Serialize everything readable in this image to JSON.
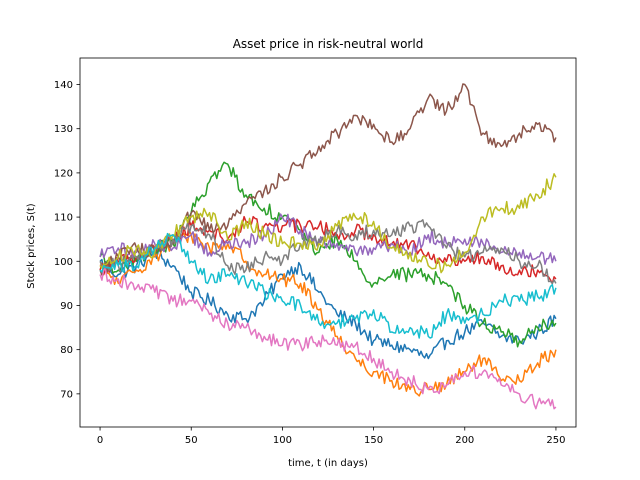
{
  "chart_data": {
    "type": "line",
    "title": "Asset price in risk-neutral world",
    "xlabel": "time, t (in days)",
    "ylabel": "Stock prices, S(t)",
    "xlim": [
      -11,
      261
    ],
    "ylim": [
      62.5,
      146
    ],
    "xticks": [
      0,
      50,
      100,
      150,
      200,
      250
    ],
    "yticks": [
      70,
      80,
      90,
      100,
      110,
      120,
      130,
      140
    ],
    "grid": false,
    "legend": "none",
    "x": [
      0,
      10,
      20,
      30,
      40,
      50,
      60,
      70,
      80,
      90,
      100,
      110,
      120,
      130,
      140,
      150,
      160,
      170,
      180,
      190,
      200,
      210,
      220,
      230,
      240,
      250
    ],
    "series": [
      {
        "color": "#1f77b4",
        "values": [
          100,
          97,
          99,
          102,
          99,
          93,
          91,
          88,
          87,
          91,
          97,
          99,
          93,
          88,
          86,
          82,
          81,
          80,
          78,
          82,
          84,
          86,
          83,
          82,
          84,
          87
        ]
      },
      {
        "color": "#ff7f0e",
        "values": [
          99,
          95,
          98,
          101,
          104,
          106,
          103,
          104,
          100,
          97,
          96,
          95,
          89,
          83,
          78,
          75,
          73,
          71,
          71,
          72,
          75,
          78,
          73,
          73,
          77,
          80
        ]
      },
      {
        "color": "#2ca02c",
        "values": [
          101,
          98,
          100,
          103,
          104,
          111,
          118,
          122,
          115,
          112,
          110,
          107,
          102,
          105,
          100,
          95,
          97,
          97,
          97,
          95,
          90,
          86,
          84,
          82,
          85,
          86
        ]
      },
      {
        "color": "#d62728",
        "values": [
          98,
          100,
          101,
          103,
          105,
          108,
          107,
          105,
          109,
          108,
          108,
          108,
          108,
          106,
          107,
          106,
          104,
          104,
          102,
          100,
          100,
          101,
          99,
          98,
          98,
          96
        ]
      },
      {
        "color": "#9467bd",
        "values": [
          101,
          103,
          102,
          104,
          103,
          106,
          102,
          104,
          104,
          106,
          110,
          107,
          104,
          104,
          102,
          103,
          104,
          102,
          106,
          104,
          105,
          104,
          102,
          102,
          101,
          100
        ]
      },
      {
        "color": "#8c564b",
        "values": [
          98,
          101,
          103,
          102,
          104,
          111,
          107,
          108,
          113,
          116,
          119,
          122,
          126,
          129,
          133,
          131,
          127,
          130,
          137,
          134,
          140,
          129,
          126,
          129,
          131,
          128
        ]
      },
      {
        "color": "#e377c2",
        "values": [
          97,
          96,
          94,
          93,
          91,
          91,
          88,
          86,
          85,
          83,
          81,
          81,
          82,
          81,
          81,
          78,
          75,
          73,
          71,
          72,
          75,
          75,
          72,
          70,
          68,
          67
        ]
      },
      {
        "color": "#7f7f7f",
        "values": [
          100,
          99,
          101,
          103,
          105,
          108,
          106,
          99,
          98,
          101,
          100,
          104,
          105,
          107,
          106,
          107,
          106,
          108,
          108,
          103,
          101,
          102,
          103,
          100,
          99,
          95
        ]
      },
      {
        "color": "#bcbd22",
        "values": [
          99,
          101,
          103,
          102,
          106,
          110,
          111,
          105,
          109,
          106,
          104,
          104,
          104,
          108,
          110,
          109,
          103,
          102,
          99,
          99,
          102,
          110,
          112,
          112,
          115,
          119
        ]
      },
      {
        "color": "#17becf",
        "values": [
          98,
          99,
          99,
          103,
          106,
          100,
          96,
          97,
          95,
          93,
          91,
          90,
          86,
          86,
          87,
          89,
          84,
          85,
          83,
          88,
          86,
          88,
          91,
          91,
          92,
          94
        ]
      }
    ]
  }
}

▸ AIM: Leaving aside the images, write out the entries above word for word.

▸ CORRECT RESULT:
Serialize everything readable in this image to JSON.
{
  "chart_data": {
    "type": "line",
    "title": "Asset price in risk-neutral world",
    "xlabel": "time, t (in days)",
    "ylabel": "Stock prices, S(t)",
    "xlim": [
      -11,
      261
    ],
    "ylim": [
      62.5,
      146
    ],
    "xticks": [
      0,
      50,
      100,
      150,
      200,
      250
    ],
    "yticks": [
      70,
      80,
      90,
      100,
      110,
      120,
      130,
      140
    ],
    "grid": false,
    "legend": "none",
    "x": [
      0,
      10,
      20,
      30,
      40,
      50,
      60,
      70,
      80,
      90,
      100,
      110,
      120,
      130,
      140,
      150,
      160,
      170,
      180,
      190,
      200,
      210,
      220,
      230,
      240,
      250
    ],
    "series": [
      {
        "color": "#1f77b4",
        "values": [
          100,
          97,
          99,
          102,
          99,
          93,
          91,
          88,
          87,
          91,
          97,
          99,
          93,
          88,
          86,
          82,
          81,
          80,
          78,
          82,
          84,
          86,
          83,
          82,
          84,
          87
        ]
      },
      {
        "color": "#ff7f0e",
        "values": [
          99,
          95,
          98,
          101,
          104,
          106,
          103,
          104,
          100,
          97,
          96,
          95,
          89,
          83,
          78,
          75,
          73,
          71,
          71,
          72,
          75,
          78,
          73,
          73,
          77,
          80
        ]
      },
      {
        "color": "#2ca02c",
        "values": [
          101,
          98,
          100,
          103,
          104,
          111,
          118,
          122,
          115,
          112,
          110,
          107,
          102,
          105,
          100,
          95,
          97,
          97,
          97,
          95,
          90,
          86,
          84,
          82,
          85,
          86
        ]
      },
      {
        "color": "#d62728",
        "values": [
          98,
          100,
          101,
          103,
          105,
          108,
          107,
          105,
          109,
          108,
          108,
          108,
          108,
          106,
          107,
          106,
          104,
          104,
          102,
          100,
          100,
          101,
          99,
          98,
          98,
          96
        ]
      },
      {
        "color": "#9467bd",
        "values": [
          101,
          103,
          102,
          104,
          103,
          106,
          102,
          104,
          104,
          106,
          110,
          107,
          104,
          104,
          102,
          103,
          104,
          102,
          106,
          104,
          105,
          104,
          102,
          102,
          101,
          100
        ]
      },
      {
        "color": "#8c564b",
        "values": [
          98,
          101,
          103,
          102,
          104,
          111,
          107,
          108,
          113,
          116,
          119,
          122,
          126,
          129,
          133,
          131,
          127,
          130,
          137,
          134,
          140,
          129,
          126,
          129,
          131,
          128
        ]
      },
      {
        "color": "#e377c2",
        "values": [
          97,
          96,
          94,
          93,
          91,
          91,
          88,
          86,
          85,
          83,
          81,
          81,
          82,
          81,
          81,
          78,
          75,
          73,
          71,
          72,
          75,
          75,
          72,
          70,
          68,
          67
        ]
      },
      {
        "color": "#7f7f7f",
        "values": [
          100,
          99,
          101,
          103,
          105,
          108,
          106,
          99,
          98,
          101,
          100,
          104,
          105,
          107,
          106,
          107,
          106,
          108,
          108,
          103,
          101,
          102,
          103,
          100,
          99,
          95
        ]
      },
      {
        "color": "#bcbd22",
        "values": [
          99,
          101,
          103,
          102,
          106,
          110,
          111,
          105,
          109,
          106,
          104,
          104,
          104,
          108,
          110,
          109,
          103,
          102,
          99,
          99,
          102,
          110,
          112,
          112,
          115,
          119
        ]
      },
      {
        "color": "#17becf",
        "values": [
          98,
          99,
          99,
          103,
          106,
          100,
          96,
          97,
          95,
          93,
          91,
          90,
          86,
          86,
          87,
          89,
          84,
          85,
          83,
          88,
          86,
          88,
          91,
          91,
          92,
          94
        ]
      }
    ]
  }
}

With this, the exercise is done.